Data excerpts:
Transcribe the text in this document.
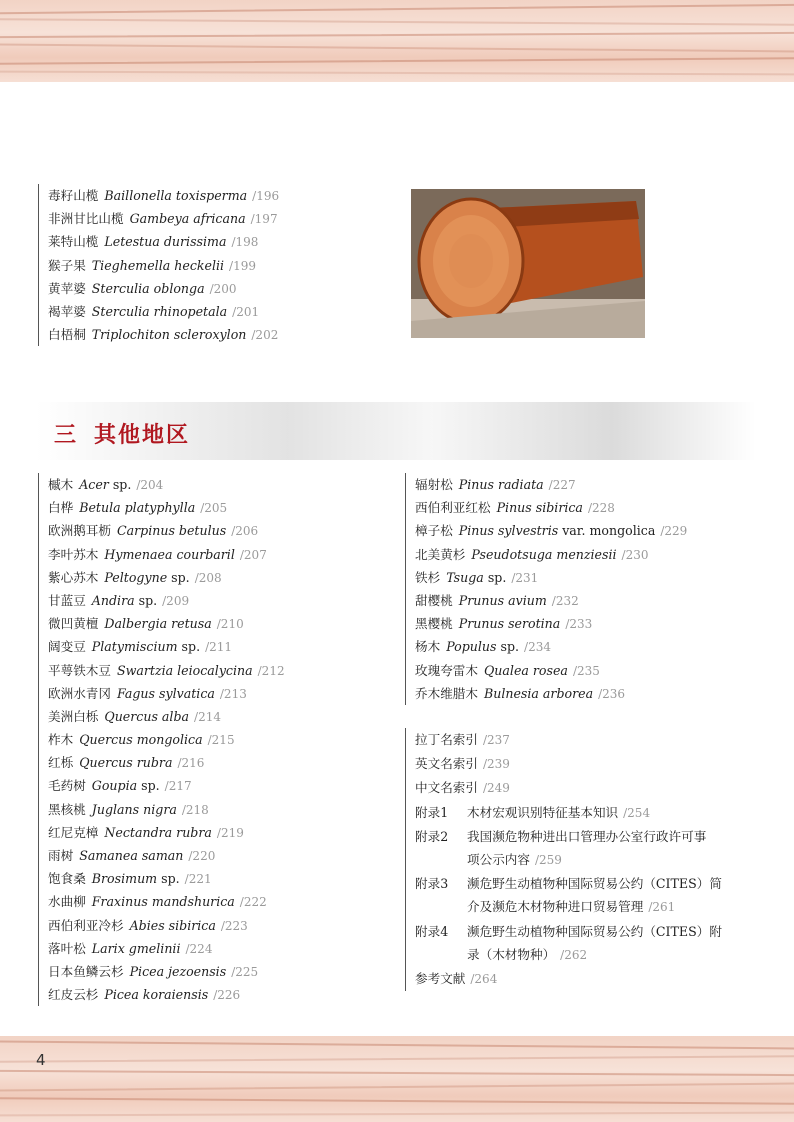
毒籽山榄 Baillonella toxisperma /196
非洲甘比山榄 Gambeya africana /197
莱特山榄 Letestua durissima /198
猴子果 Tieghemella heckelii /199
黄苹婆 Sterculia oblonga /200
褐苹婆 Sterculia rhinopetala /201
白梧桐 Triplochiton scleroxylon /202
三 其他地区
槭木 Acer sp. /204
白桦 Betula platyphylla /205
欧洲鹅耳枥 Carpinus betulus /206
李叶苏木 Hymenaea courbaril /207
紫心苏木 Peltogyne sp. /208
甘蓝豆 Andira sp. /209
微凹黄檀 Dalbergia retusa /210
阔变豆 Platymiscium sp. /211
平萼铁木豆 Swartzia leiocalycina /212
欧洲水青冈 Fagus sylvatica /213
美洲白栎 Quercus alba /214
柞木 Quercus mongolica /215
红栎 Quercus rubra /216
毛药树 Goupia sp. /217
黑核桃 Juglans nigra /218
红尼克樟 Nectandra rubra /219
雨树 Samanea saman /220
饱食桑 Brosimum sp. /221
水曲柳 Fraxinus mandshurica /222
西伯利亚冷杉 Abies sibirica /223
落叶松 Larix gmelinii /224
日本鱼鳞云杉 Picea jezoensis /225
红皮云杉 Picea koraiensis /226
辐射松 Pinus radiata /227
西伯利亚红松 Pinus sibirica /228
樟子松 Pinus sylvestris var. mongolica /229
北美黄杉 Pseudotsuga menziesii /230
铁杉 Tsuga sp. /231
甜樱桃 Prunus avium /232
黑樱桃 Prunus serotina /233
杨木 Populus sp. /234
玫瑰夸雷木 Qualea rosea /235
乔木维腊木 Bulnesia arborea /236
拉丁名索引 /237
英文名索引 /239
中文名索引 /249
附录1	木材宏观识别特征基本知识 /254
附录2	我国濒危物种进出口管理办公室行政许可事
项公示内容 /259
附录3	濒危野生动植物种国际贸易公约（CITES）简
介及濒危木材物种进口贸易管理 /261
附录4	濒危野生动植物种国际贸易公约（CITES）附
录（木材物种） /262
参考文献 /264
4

● **Stated goal**: All of the records need repeating exactly, except for the pictures.

● **Task output**:
Transcribe the text in this document.
毒籽山榄 Baillonella toxisperma /196
非洲甘比山榄 Gambeya africana /197
莱特山榄 Letestua durissima /198
猴子果 Tieghemella heckelii /199
黄苹婆 Sterculia oblonga /200
褐苹婆 Sterculia rhinopetala /201
白梧桐 Triplochiton scleroxylon /202
三 其他地区
槭木 Acer sp. /204
白桦 Betula platyphylla /205
欧洲鹅耳枥 Carpinus betulus /206
李叶苏木 Hymenaea courbaril /207
紫心苏木 Peltogyne sp. /208
甘蓝豆 Andira sp. /209
微凹黄檀 Dalbergia retusa /210
阔变豆 Platymiscium sp. /211
平萼铁木豆 Swartzia leiocalycina /212
欧洲水青冈 Fagus sylvatica /213
美洲白栎 Quercus alba /214
柞木 Quercus mongolica /215
红栎 Quercus rubra /216
毛药树 Goupia sp. /217
黑核桃 Juglans nigra /218
红尼克樟 Nectandra rubra /219
雨树 Samanea saman /220
饱食桑 Brosimum sp. /221
水曲柳 Fraxinus mandshurica /222
西伯利亚冷杉 Abies sibirica /223
落叶松 Larix gmelinii /224
日本鱼鳞云杉 Picea jezoensis /225
红皮云杉 Picea koraiensis /226
辐射松 Pinus radiata /227
西伯利亚红松 Pinus sibirica /228
樟子松 Pinus sylvestris var. mongolica /229
北美黄杉 Pseudotsuga menziesii /230
铁杉 Tsuga sp. /231
甜樱桃 Prunus avium /232
黑樱桃 Prunus serotina /233
杨木 Populus sp. /234
玫瑰夸雷木 Qualea rosea /235
乔木维腊木 Bulnesia arborea /236
拉丁名索引 /237
英文名索引 /239
中文名索引 /249
附录1	木材宏观识别特征基本知识 /254
附录2	我国濒危物种进出口管理办公室行政许可事
项公示内容 /259
附录3	濒危野生动植物种国际贸易公约（CITES）简
介及濒危木材物种进口贸易管理 /261
附录4	濒危野生动植物种国际贸易公约（CITES）附
录（木材物种） /262
参考文献 /264
4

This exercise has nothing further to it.